Objective:
Go through the entries below and pick out every line with "pain".
begin Material provided
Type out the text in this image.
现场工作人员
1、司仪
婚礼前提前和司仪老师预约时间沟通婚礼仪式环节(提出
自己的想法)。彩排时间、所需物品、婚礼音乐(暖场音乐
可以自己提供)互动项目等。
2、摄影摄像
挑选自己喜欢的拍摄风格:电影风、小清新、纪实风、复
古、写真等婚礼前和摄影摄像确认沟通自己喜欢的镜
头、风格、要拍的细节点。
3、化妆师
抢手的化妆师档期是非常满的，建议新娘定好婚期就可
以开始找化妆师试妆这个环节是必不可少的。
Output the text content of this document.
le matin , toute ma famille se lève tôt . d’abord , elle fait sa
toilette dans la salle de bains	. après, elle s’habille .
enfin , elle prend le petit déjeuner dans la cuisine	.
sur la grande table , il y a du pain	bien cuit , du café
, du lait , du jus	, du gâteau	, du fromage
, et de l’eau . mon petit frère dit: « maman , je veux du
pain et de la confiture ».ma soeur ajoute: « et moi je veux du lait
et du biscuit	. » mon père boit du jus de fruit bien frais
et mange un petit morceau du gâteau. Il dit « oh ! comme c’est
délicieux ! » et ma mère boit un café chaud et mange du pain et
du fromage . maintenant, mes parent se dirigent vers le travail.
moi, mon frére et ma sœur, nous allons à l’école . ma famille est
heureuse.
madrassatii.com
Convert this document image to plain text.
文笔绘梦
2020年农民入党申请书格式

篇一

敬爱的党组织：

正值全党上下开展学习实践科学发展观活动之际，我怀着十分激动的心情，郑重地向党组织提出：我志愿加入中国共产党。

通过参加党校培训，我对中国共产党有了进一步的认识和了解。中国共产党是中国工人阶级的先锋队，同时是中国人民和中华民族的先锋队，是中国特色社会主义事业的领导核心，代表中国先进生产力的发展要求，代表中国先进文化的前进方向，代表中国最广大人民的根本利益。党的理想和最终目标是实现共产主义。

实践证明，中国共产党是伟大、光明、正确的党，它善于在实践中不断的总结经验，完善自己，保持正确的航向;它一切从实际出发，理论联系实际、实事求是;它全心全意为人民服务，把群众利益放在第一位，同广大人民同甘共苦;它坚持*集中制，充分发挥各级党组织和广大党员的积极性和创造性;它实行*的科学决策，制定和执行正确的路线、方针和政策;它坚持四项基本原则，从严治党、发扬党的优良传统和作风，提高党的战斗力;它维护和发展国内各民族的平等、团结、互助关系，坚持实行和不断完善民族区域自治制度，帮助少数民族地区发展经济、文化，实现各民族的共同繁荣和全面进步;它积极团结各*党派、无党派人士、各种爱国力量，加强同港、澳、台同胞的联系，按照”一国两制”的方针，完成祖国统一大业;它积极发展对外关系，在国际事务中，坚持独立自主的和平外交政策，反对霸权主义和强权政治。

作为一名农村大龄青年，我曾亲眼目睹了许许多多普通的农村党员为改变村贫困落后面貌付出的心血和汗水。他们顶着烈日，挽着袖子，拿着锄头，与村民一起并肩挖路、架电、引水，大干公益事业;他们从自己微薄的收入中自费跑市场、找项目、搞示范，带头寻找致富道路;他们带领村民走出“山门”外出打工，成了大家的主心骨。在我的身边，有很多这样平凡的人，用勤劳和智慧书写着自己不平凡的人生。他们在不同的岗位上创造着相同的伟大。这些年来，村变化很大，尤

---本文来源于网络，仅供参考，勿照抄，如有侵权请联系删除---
end Material provided
Complete output:
sur la grande table , il y a du pain	bien cuit , du café
pain et de la confiture ».ma soeur ajoute: « et moi je veux du lait
délicieux ! » et ma mère boit un café chaud et mange du pain et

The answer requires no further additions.